Dataset:

━━━━━━

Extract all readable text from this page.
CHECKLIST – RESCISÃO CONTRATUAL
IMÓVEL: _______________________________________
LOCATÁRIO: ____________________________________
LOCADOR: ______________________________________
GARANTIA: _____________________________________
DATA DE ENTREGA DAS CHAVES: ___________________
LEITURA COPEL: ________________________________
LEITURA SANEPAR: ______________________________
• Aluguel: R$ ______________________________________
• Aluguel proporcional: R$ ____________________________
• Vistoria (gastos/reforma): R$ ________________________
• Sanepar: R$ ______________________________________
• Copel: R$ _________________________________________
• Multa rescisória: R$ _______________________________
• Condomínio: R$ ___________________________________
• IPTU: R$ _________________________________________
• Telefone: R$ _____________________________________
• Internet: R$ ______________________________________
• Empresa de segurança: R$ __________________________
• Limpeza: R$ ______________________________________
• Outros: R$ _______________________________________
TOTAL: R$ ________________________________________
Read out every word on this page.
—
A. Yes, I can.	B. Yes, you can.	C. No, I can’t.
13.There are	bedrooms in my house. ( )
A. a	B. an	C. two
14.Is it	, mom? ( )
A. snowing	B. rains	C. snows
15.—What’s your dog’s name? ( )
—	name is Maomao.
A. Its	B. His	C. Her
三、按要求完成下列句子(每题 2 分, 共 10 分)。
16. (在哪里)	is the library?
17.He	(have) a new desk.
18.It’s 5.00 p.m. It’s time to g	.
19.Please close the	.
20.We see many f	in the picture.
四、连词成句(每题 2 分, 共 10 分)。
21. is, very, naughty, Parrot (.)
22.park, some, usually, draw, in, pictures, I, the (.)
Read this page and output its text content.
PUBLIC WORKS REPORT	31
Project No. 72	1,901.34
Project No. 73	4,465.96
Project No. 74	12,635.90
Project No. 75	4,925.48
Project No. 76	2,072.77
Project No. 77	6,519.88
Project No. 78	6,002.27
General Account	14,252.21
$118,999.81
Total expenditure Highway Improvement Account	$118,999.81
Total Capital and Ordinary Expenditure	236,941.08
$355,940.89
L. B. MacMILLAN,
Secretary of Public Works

━━━━━━

Problem details: Write out all of the records above exactly as they appear.

Task solution:
Extract all readable text from this page.
CHECKLIST – RESCISÃO CONTRATUAL
IMÓVEL: _______________________________________
LOCATÁRIO: ____________________________________
LOCADOR: ______________________________________
GARANTIA: _____________________________________
DATA DE ENTREGA DAS CHAVES: ___________________
LEITURA COPEL: ________________________________
LEITURA SANEPAR: ______________________________
• Aluguel: R$ ______________________________________
• Aluguel proporcional: R$ ____________________________
• Vistoria (gastos/reforma): R$ ________________________
• Sanepar: R$ ______________________________________
• Copel: R$ _________________________________________
• Multa rescisória: R$ _______________________________
• Condomínio: R$ ___________________________________
• IPTU: R$ _________________________________________
• Telefone: R$ _____________________________________
• Internet: R$ ______________________________________
• Empresa de segurança: R$ __________________________
• Limpeza: R$ ______________________________________
• Outros: R$ _______________________________________
TOTAL: R$ ________________________________________
Read out every word on this page.
—
A. Yes, I can.	B. Yes, you can.	C. No, I can’t.
13.There are	bedrooms in my house. ( )
A. a	B. an	C. two
14.Is it	, mom? ( )
A. snowing	B. rains	C. snows
15.—What’s your dog’s name? ( )
—	name is Maomao.
A. Its	B. His	C. Her
三、按要求完成下列句子(每题 2 分, 共 10 分)。
16. (在哪里)	is the library?
17.He	(have) a new desk.
18.It’s 5.00 p.m. It’s time to g	.
19.Please close the	.
20.We see many f	in the picture.
四、连词成句(每题 2 分, 共 10 分)。
21. is, very, naughty, Parrot (.)
22.park, some, usually, draw, in, pictures, I, the (.)
Read this page and output its text content.
PUBLIC WORKS REPORT	31
Project No. 72	1,901.34
Project No. 73	4,465.96
Project No. 74	12,635.90
Project No. 75	4,925.48
Project No. 76	2,072.77
Project No. 77	6,519.88
Project No. 78	6,002.27
General Account	14,252.21
$118,999.81
Total expenditure Highway Improvement Account	$118,999.81
Total Capital and Ordinary Expenditure	236,941.08
$355,940.89
L. B. MacMILLAN,
Secretary of Public Works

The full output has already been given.